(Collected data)
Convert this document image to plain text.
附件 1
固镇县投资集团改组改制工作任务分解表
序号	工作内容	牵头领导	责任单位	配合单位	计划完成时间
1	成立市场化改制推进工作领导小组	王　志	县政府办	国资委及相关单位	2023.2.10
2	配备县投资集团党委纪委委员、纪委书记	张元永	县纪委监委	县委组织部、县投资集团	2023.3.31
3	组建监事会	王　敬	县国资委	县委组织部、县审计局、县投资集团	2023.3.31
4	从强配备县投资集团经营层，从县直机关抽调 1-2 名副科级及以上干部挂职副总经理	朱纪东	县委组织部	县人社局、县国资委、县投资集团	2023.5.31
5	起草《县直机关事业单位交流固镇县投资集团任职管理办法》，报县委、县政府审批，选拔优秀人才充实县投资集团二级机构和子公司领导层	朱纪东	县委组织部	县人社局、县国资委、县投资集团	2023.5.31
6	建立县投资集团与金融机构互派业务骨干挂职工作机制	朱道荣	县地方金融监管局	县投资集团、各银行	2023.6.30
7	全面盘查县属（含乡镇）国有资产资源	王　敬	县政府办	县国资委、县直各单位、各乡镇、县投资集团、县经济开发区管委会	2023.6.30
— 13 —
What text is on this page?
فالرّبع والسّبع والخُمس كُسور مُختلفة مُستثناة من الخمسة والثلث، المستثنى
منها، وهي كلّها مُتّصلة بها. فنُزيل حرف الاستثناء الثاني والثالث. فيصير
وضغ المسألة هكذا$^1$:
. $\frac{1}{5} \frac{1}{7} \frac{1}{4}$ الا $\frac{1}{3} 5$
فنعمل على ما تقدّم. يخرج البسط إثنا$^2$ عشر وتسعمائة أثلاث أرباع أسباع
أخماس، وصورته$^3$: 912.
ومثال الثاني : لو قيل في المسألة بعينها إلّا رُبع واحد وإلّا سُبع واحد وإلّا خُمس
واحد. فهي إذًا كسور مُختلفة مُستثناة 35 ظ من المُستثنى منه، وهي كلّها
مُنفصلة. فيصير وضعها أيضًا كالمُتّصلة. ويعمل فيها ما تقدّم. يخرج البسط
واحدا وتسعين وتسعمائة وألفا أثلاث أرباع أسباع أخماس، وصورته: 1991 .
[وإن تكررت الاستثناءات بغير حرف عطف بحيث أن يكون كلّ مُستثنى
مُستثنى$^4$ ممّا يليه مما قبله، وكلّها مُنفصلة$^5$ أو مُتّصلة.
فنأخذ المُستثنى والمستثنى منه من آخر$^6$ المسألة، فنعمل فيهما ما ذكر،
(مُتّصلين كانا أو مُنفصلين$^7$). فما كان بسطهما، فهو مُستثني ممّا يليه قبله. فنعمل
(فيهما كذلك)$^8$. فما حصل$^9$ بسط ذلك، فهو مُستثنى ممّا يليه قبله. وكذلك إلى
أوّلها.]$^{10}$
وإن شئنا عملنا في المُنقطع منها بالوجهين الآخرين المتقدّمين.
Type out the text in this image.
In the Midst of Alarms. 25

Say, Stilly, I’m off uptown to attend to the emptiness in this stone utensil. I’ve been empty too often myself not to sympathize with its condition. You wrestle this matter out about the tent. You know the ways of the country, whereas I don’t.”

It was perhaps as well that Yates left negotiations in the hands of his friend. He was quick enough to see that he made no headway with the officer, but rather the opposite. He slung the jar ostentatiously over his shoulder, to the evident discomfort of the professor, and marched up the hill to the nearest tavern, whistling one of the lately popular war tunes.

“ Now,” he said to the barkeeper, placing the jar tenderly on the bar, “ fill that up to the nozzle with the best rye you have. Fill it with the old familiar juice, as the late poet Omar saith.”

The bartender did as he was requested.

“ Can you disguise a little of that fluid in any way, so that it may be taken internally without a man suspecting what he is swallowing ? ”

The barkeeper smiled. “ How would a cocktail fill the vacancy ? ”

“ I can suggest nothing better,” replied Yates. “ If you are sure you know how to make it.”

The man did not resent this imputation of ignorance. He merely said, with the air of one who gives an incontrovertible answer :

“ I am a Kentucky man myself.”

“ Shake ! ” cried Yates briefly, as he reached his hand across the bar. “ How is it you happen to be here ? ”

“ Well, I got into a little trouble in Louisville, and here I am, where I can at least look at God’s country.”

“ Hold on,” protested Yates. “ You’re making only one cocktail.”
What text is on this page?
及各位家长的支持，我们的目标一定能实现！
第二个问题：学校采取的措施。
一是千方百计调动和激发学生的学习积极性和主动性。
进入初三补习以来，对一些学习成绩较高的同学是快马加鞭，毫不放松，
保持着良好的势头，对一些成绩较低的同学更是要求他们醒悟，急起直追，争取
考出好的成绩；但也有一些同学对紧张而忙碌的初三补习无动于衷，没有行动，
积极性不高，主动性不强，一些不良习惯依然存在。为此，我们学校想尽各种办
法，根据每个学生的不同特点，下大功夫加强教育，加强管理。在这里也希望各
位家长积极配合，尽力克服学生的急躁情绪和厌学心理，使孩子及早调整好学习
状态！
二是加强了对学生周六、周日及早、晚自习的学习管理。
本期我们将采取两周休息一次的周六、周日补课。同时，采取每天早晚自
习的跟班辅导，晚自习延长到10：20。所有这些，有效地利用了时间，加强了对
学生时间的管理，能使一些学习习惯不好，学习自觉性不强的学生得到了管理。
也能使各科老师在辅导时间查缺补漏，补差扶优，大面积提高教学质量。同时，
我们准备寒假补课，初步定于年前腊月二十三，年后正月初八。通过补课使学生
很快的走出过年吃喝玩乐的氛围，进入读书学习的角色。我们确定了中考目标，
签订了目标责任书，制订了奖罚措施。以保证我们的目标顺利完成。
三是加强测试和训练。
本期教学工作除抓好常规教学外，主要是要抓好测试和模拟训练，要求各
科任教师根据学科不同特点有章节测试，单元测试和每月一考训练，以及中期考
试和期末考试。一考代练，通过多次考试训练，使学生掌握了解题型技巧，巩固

Instruction: All of the data must be returned exactly.

Response:
Convert this document image to plain text.
附件 1
固镇县投资集团改组改制工作任务分解表
序号	工作内容	牵头领导	责任单位	配合单位	计划完成时间
1	成立市场化改制推进工作领导小组	王　志	县政府办	国资委及相关单位	2023.2.10
2	配备县投资集团党委纪委委员、纪委书记	张元永	县纪委监委	县委组织部、县投资集团	2023.3.31
3	组建监事会	王　敬	县国资委	县委组织部、县审计局、县投资集团	2023.3.31
4	从强配备县投资集团经营层，从县直机关抽调 1-2 名副科级及以上干部挂职副总经理	朱纪东	县委组织部	县人社局、县国资委、县投资集团	2023.5.31
5	起草《县直机关事业单位交流固镇县投资集团任职管理办法》，报县委、县政府审批，选拔优秀人才充实县投资集团二级机构和子公司领导层	朱纪东	县委组织部	县人社局、县国资委、县投资集团	2023.5.31
6	建立县投资集团与金融机构互派业务骨干挂职工作机制	朱道荣	县地方金融监管局	县投资集团、各银行	2023.6.30
7	全面盘查县属（含乡镇）国有资产资源	王　敬	县政府办	县国资委、县直各单位、各乡镇、县投资集团、县经济开发区管委会	2023.6.30
— 13 —
What text is on this page?
فالرّبع والسّبع والخُمس كُسور مُختلفة مُستثناة من الخمسة والثلث، المستثنى
منها، وهي كلّها مُتّصلة بها. فنُزيل حرف الاستثناء الثاني والثالث. فيصير
وضغ المسألة هكذا$^1$:
. $\frac{1}{5} \frac{1}{7} \frac{1}{4}$ الا $\frac{1}{3} 5$
فنعمل على ما تقدّم. يخرج البسط إثنا$^2$ عشر وتسعمائة أثلاث أرباع أسباع
أخماس، وصورته$^3$: 912.
ومثال الثاني : لو قيل في المسألة بعينها إلّا رُبع واحد وإلّا سُبع واحد وإلّا خُمس
واحد. فهي إذًا كسور مُختلفة مُستثناة 35 ظ من المُستثنى منه، وهي كلّها
مُنفصلة. فيصير وضعها أيضًا كالمُتّصلة. ويعمل فيها ما تقدّم. يخرج البسط
واحدا وتسعين وتسعمائة وألفا أثلاث أرباع أسباع أخماس، وصورته: 1991 .
[وإن تكررت الاستثناءات بغير حرف عطف بحيث أن يكون كلّ مُستثنى
مُستثنى$^4$ ممّا يليه مما قبله، وكلّها مُنفصلة$^5$ أو مُتّصلة.
فنأخذ المُستثنى والمستثنى منه من آخر$^6$ المسألة، فنعمل فيهما ما ذكر،
(مُتّصلين كانا أو مُنفصلين$^7$). فما كان بسطهما، فهو مُستثني ممّا يليه قبله. فنعمل
(فيهما كذلك)$^8$. فما حصل$^9$ بسط ذلك، فهو مُستثنى ممّا يليه قبله. وكذلك إلى
أوّلها.]$^{10}$
وإن شئنا عملنا في المُنقطع منها بالوجهين الآخرين المتقدّمين.
Type out the text in this image.
In the Midst of Alarms. 25

Say, Stilly, I’m off uptown to attend to the emptiness in this stone utensil. I’ve been empty too often myself not to sympathize with its condition. You wrestle this matter out about the tent. You know the ways of the country, whereas I don’t.”

It was perhaps as well that Yates left negotiations in the hands of his friend. He was quick enough to see that he made no headway with the officer, but rather the opposite. He slung the jar ostentatiously over his shoulder, to the evident discomfort of the professor, and marched up the hill to the nearest tavern, whistling one of the lately popular war tunes.

“ Now,” he said to the barkeeper, placing the jar tenderly on the bar, “ fill that up to the nozzle with the best rye you have. Fill it with the old familiar juice, as the late poet Omar saith.”

The bartender did as he was requested.

“ Can you disguise a little of that fluid in any way, so that it may be taken internally without a man suspecting what he is swallowing ? ”

The barkeeper smiled. “ How would a cocktail fill the vacancy ? ”

“ I can suggest nothing better,” replied Yates. “ If you are sure you know how to make it.”

The man did not resent this imputation of ignorance. He merely said, with the air of one who gives an incontrovertible answer :

“ I am a Kentucky man myself.”

“ Shake ! ” cried Yates briefly, as he reached his hand across the bar. “ How is it you happen to be here ? ”

“ Well, I got into a little trouble in Louisville, and here I am, where I can at least look at God’s country.”

“ Hold on,” protested Yates. “ You’re making only one cocktail.”
What text is on this page?
及各位家长的支持，我们的目标一定能实现！
第二个问题：学校采取的措施。
一是千方百计调动和激发学生的学习积极性和主动性。
进入初三补习以来，对一些学习成绩较高的同学是快马加鞭，毫不放松，
保持着良好的势头，对一些成绩较低的同学更是要求他们醒悟，急起直追，争取
考出好的成绩；但也有一些同学对紧张而忙碌的初三补习无动于衷，没有行动，
积极性不高，主动性不强，一些不良习惯依然存在。为此，我们学校想尽各种办
法，根据每个学生的不同特点，下大功夫加强教育，加强管理。在这里也希望各
位家长积极配合，尽力克服学生的急躁情绪和厌学心理，使孩子及早调整好学习
状态！
二是加强了对学生周六、周日及早、晚自习的学习管理。
本期我们将采取两周休息一次的周六、周日补课。同时，采取每天早晚自
习的跟班辅导，晚自习延长到10：20。所有这些，有效地利用了时间，加强了对
学生时间的管理，能使一些学习习惯不好，学习自觉性不强的学生得到了管理。
也能使各科老师在辅导时间查缺补漏，补差扶优，大面积提高教学质量。同时，
我们准备寒假补课，初步定于年前腊月二十三，年后正月初八。通过补课使学生
很快的走出过年吃喝玩乐的氛围，进入读书学习的角色。我们确定了中考目标，
签订了目标责任书，制订了奖罚措施。以保证我们的目标顺利完成。
三是加强测试和训练。
本期教学工作除抓好常规教学外，主要是要抓好测试和模拟训练，要求各
科任教师根据学科不同特点有章节测试，单元测试和每月一考训练，以及中期考
试和期末考试。一考代练，通过多次考试训练，使学生掌握了解题型技巧，巩固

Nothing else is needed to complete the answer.